* _Aim of the task_: Filter these entries, keeping only lines that hold the word "large".

(Figure dataset records)

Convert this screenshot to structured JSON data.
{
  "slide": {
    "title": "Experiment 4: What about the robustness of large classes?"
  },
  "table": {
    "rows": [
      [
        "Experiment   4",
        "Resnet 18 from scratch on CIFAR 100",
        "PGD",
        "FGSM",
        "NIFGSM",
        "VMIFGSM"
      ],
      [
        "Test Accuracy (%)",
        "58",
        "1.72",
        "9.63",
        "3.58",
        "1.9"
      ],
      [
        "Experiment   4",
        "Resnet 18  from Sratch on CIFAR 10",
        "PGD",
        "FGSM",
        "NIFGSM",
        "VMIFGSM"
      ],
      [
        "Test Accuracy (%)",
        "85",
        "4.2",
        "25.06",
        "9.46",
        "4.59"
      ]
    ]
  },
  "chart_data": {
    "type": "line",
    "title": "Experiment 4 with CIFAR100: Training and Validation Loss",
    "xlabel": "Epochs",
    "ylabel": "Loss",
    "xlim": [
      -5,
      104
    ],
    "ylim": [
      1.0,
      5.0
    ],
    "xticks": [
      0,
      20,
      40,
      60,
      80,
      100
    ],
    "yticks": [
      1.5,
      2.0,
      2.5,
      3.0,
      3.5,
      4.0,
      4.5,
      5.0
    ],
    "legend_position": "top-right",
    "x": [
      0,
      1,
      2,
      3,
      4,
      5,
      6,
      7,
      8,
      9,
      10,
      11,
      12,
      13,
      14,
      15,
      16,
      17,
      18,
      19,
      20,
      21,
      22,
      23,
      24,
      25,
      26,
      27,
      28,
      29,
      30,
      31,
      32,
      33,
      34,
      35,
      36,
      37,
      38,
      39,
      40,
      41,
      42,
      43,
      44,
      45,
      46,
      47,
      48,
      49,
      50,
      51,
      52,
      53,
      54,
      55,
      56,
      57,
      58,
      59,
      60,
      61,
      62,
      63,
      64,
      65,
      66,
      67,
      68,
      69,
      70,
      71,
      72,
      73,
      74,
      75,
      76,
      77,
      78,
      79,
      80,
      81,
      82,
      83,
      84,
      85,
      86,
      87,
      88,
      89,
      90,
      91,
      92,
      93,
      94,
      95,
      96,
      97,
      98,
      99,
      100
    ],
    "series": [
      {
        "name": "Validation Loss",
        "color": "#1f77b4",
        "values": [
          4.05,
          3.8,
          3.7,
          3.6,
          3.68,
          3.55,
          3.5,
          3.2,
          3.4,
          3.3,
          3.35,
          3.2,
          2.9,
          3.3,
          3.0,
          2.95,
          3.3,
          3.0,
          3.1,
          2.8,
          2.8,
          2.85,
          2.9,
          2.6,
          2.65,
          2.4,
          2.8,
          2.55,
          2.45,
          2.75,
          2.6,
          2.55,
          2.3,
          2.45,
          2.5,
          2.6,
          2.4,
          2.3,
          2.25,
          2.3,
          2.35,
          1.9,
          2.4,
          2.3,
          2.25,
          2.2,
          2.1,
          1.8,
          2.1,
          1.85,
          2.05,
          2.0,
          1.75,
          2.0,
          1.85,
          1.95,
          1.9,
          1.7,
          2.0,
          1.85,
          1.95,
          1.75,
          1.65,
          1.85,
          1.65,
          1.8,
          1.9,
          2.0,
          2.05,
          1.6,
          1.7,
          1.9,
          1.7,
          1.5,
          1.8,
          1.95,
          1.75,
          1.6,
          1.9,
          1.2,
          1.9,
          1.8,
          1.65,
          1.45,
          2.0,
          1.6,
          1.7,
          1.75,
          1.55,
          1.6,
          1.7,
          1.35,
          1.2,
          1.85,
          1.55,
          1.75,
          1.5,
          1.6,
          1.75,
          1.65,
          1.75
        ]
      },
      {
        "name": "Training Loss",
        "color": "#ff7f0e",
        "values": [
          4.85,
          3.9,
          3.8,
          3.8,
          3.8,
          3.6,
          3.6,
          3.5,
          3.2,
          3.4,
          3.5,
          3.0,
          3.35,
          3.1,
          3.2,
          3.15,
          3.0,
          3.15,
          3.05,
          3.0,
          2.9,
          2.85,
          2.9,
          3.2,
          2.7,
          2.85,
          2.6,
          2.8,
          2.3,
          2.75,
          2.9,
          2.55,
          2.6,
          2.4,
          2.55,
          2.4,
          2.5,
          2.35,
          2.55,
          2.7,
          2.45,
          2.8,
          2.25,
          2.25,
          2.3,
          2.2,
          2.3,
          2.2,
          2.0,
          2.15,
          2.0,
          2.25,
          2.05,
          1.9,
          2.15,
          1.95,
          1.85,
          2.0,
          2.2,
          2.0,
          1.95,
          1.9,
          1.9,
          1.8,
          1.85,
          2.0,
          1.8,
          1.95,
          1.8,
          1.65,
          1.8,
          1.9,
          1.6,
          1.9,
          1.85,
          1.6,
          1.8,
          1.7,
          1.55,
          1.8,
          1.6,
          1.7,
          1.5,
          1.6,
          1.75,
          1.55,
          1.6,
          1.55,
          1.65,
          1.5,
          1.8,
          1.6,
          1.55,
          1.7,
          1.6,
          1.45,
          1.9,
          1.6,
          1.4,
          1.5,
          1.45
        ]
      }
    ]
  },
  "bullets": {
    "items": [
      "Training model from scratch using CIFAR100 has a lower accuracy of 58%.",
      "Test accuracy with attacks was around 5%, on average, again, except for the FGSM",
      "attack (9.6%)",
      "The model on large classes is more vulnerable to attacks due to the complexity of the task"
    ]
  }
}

* _Answer below_:
    "title": "Experiment 4: What about the robustness of large classes?"
      "The model on large classes is more vulnerable to attacks due to the complexity of the task"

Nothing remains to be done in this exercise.